■ PROBLEM DETAILS:
Sift the listing for lines that hold the string "philosophy" and pull them out.

■ RECORDS SUPPLIED:
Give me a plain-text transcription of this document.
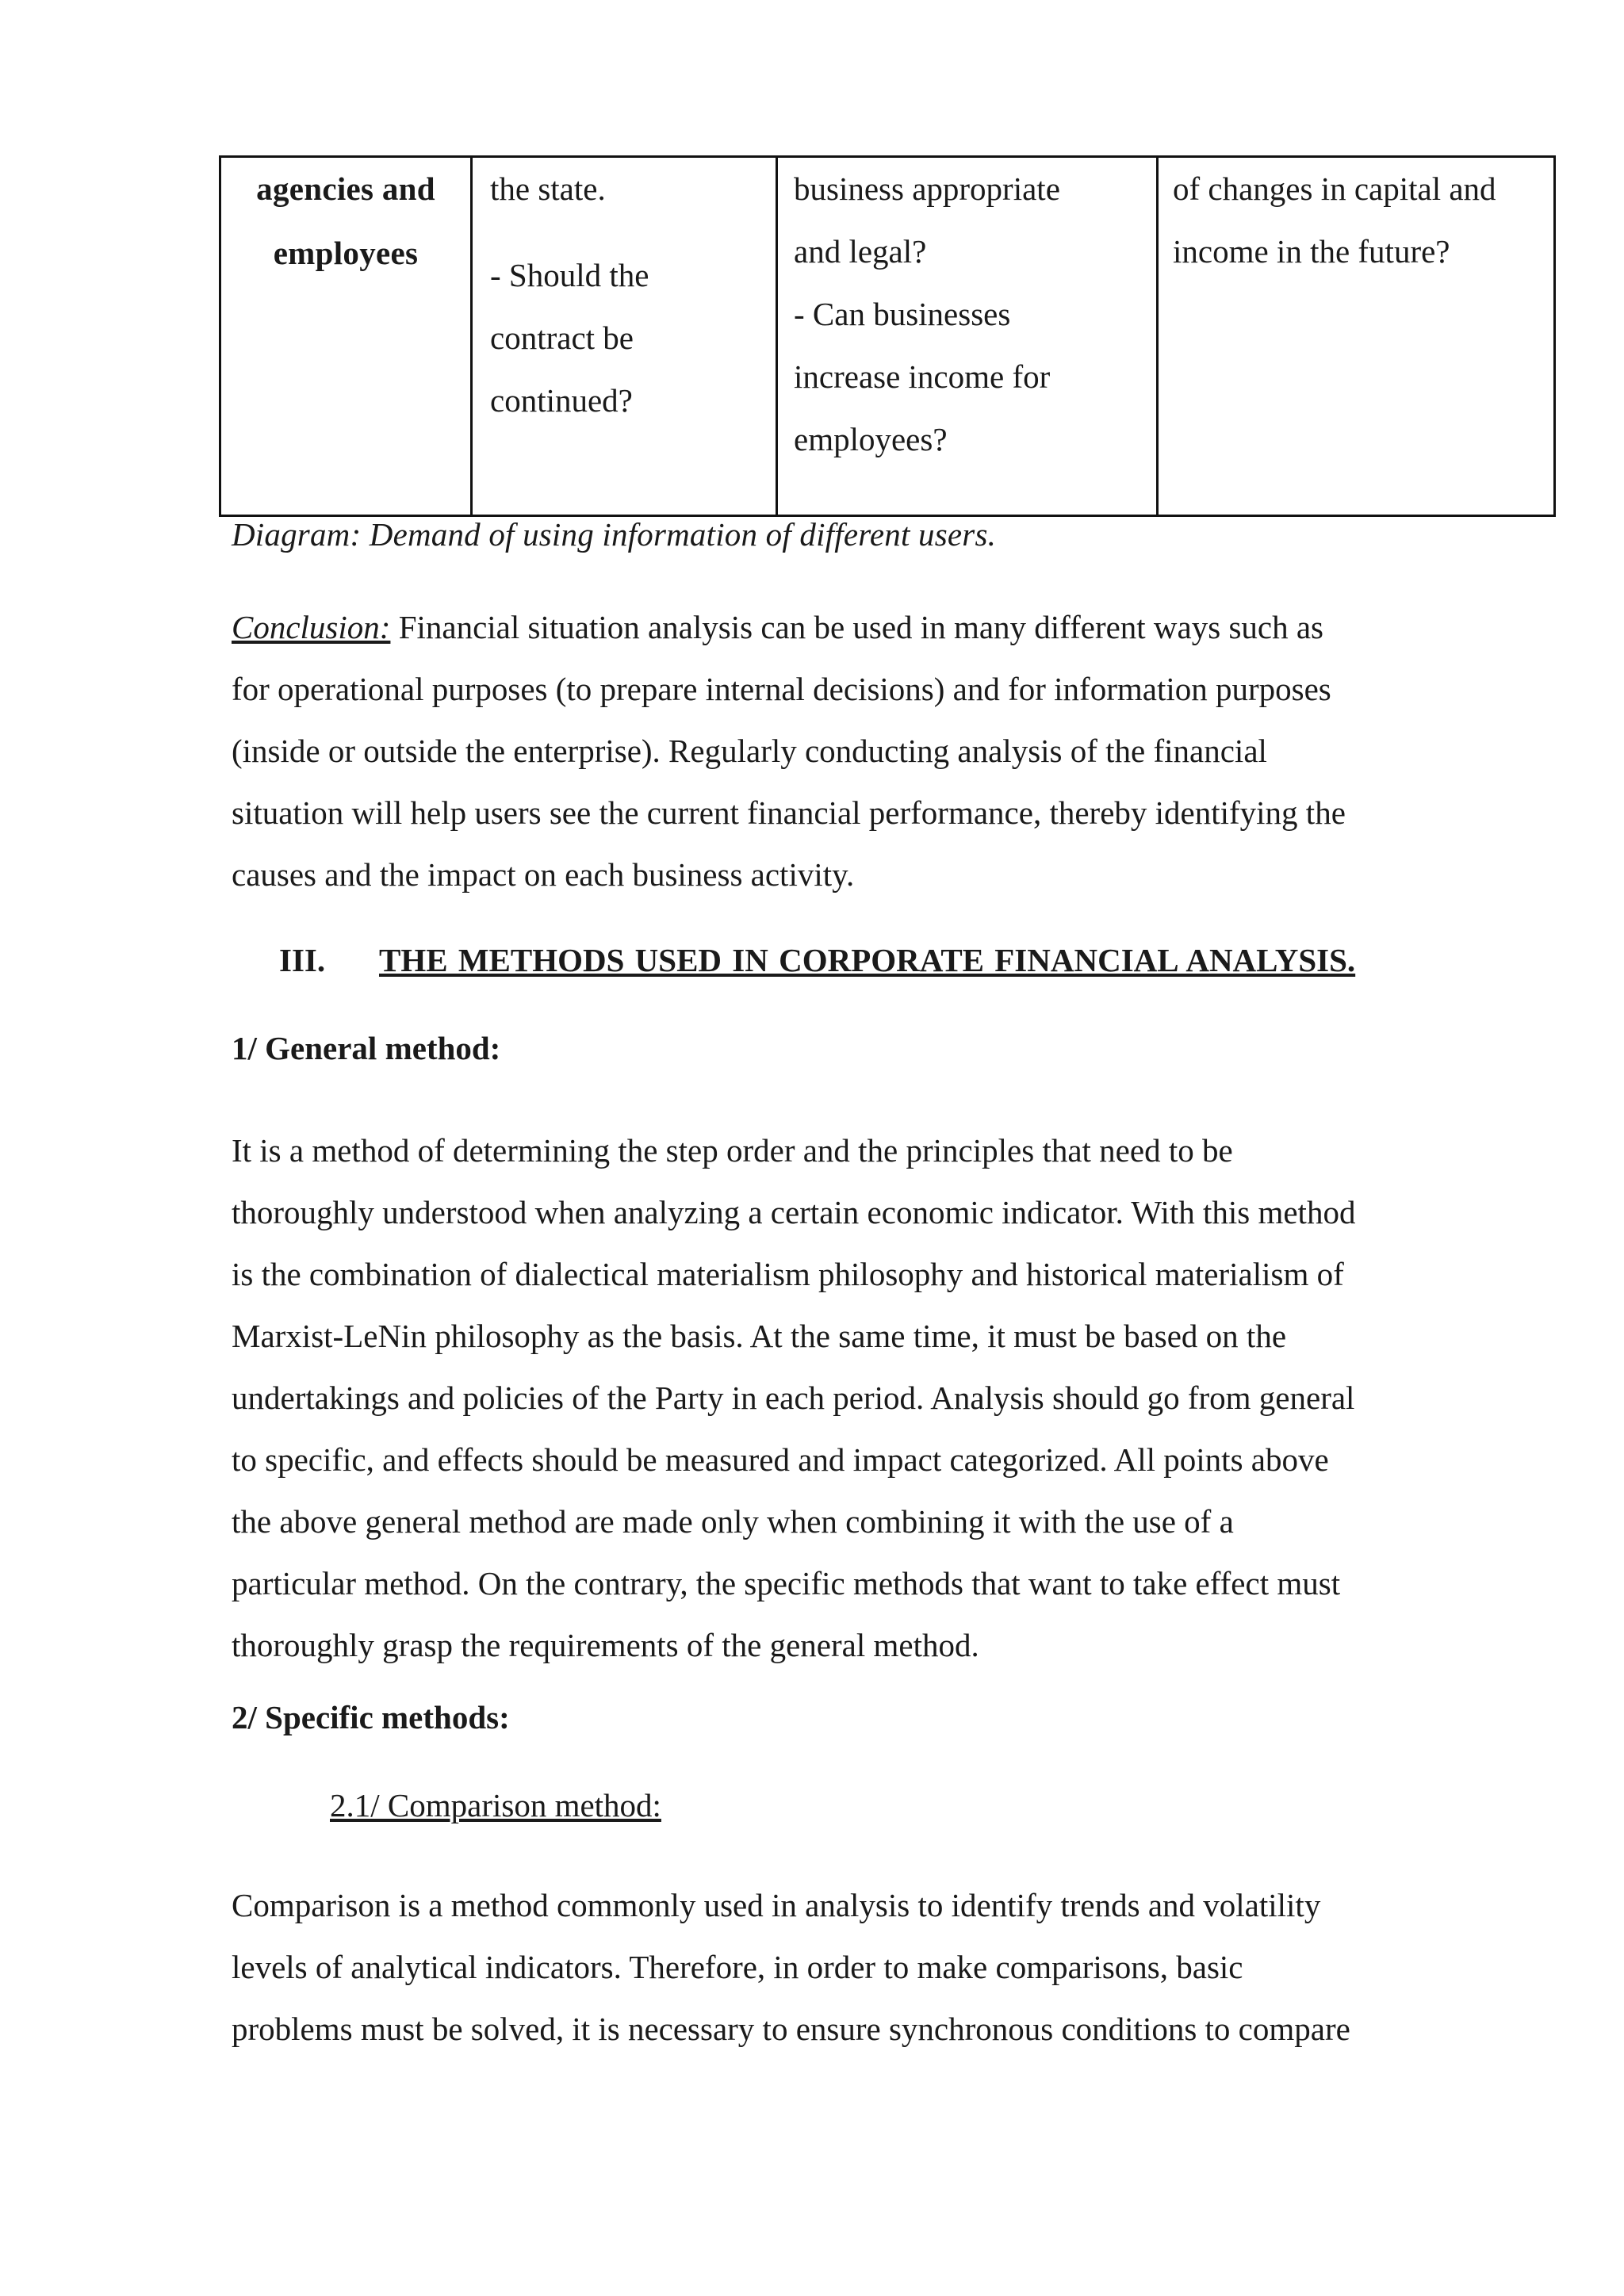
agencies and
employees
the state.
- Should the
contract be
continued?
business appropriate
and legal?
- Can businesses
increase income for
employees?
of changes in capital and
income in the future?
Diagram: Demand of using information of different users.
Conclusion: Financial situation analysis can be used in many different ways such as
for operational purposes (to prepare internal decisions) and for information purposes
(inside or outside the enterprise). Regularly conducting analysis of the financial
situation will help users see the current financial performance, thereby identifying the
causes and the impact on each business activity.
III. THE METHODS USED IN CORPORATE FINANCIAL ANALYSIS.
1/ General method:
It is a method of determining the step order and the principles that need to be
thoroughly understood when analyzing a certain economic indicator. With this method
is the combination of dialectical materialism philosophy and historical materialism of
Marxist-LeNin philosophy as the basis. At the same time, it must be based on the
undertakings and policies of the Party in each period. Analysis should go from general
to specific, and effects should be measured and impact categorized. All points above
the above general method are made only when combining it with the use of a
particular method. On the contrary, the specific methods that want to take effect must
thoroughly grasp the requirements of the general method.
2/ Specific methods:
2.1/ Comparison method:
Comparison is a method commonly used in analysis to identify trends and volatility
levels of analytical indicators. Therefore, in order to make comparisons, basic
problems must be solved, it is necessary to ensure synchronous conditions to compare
---
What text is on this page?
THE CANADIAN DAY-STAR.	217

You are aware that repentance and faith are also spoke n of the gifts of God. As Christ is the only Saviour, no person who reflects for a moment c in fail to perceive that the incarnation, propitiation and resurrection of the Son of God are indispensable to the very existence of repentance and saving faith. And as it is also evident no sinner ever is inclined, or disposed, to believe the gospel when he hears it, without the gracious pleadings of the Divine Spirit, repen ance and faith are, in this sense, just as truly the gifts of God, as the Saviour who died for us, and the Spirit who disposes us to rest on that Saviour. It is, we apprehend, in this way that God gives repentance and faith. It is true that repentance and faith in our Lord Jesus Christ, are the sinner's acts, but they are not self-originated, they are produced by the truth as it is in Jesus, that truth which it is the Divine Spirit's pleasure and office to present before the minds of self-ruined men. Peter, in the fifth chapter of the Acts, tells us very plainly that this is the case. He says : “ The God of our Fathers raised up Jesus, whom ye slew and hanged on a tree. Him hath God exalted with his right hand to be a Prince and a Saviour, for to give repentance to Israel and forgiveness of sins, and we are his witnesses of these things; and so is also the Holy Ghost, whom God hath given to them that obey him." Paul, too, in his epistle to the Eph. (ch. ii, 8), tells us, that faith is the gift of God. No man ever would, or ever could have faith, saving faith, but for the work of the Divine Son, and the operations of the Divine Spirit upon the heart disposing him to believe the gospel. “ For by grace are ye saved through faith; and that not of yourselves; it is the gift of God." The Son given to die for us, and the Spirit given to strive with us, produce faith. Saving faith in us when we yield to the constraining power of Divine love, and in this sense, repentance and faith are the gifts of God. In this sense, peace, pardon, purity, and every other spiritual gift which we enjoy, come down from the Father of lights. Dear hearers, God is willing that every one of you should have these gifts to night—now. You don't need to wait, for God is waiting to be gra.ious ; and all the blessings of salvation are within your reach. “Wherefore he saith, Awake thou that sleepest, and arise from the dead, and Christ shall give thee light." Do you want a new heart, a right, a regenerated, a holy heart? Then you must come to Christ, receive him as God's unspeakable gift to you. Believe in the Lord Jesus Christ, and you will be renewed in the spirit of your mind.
...
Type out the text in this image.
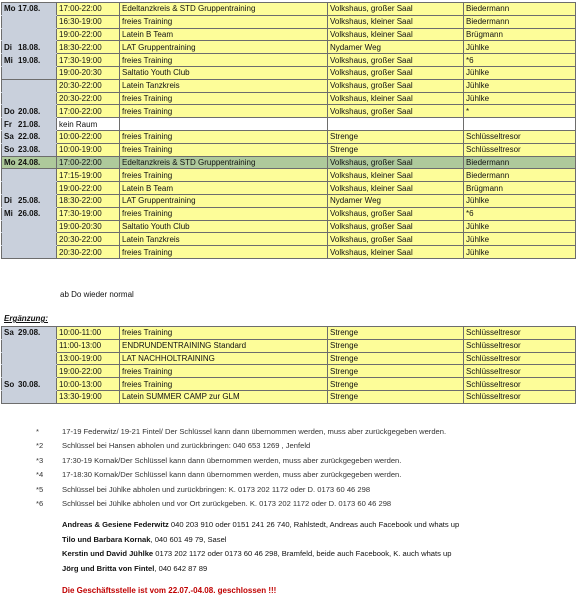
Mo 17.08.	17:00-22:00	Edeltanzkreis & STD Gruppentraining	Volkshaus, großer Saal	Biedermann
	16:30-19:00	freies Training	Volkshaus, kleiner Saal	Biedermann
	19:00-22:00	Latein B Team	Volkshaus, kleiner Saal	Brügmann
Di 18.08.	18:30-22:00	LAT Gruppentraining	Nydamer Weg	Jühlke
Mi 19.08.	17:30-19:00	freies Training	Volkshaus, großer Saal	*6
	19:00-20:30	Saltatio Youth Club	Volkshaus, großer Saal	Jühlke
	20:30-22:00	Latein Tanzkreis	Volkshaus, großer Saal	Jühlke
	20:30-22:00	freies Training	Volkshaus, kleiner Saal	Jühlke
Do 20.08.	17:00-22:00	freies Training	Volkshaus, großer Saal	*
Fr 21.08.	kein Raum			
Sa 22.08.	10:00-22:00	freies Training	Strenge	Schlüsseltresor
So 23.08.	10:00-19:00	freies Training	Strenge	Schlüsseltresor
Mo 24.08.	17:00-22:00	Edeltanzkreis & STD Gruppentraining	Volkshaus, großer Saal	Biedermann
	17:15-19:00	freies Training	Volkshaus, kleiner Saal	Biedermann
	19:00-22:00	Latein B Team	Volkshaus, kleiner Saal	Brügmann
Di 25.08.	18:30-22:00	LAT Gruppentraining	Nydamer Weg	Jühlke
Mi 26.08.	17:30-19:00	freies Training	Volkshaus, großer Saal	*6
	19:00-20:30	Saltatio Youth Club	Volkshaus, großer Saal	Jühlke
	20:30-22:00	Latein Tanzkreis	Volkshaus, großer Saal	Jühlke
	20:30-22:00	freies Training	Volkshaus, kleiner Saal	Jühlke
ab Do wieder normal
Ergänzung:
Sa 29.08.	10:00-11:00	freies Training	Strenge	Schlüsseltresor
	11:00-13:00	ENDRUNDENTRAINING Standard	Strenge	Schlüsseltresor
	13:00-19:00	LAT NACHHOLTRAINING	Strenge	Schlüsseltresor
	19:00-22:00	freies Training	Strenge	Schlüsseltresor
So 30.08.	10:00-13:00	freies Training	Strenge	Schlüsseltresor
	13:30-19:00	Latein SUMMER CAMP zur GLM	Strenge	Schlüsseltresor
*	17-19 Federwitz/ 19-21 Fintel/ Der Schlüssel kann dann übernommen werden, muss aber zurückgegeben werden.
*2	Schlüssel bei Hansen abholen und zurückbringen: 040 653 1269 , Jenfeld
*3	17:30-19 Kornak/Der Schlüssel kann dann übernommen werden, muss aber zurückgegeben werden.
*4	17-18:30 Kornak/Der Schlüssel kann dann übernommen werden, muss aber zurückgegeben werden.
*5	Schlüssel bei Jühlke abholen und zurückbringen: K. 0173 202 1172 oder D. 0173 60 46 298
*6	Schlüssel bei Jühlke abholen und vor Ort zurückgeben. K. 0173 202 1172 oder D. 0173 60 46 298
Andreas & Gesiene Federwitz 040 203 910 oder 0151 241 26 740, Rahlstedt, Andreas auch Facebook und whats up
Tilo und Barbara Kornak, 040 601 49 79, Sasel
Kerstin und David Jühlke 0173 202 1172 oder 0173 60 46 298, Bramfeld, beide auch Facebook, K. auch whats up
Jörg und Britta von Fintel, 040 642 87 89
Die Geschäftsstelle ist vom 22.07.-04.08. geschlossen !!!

■ COMPLETE OUTPUT:
is the combination of dialectical materialism philosophy and historical materialism of
Marxist-LeNin philosophy as the basis. At the same time, it must be based on the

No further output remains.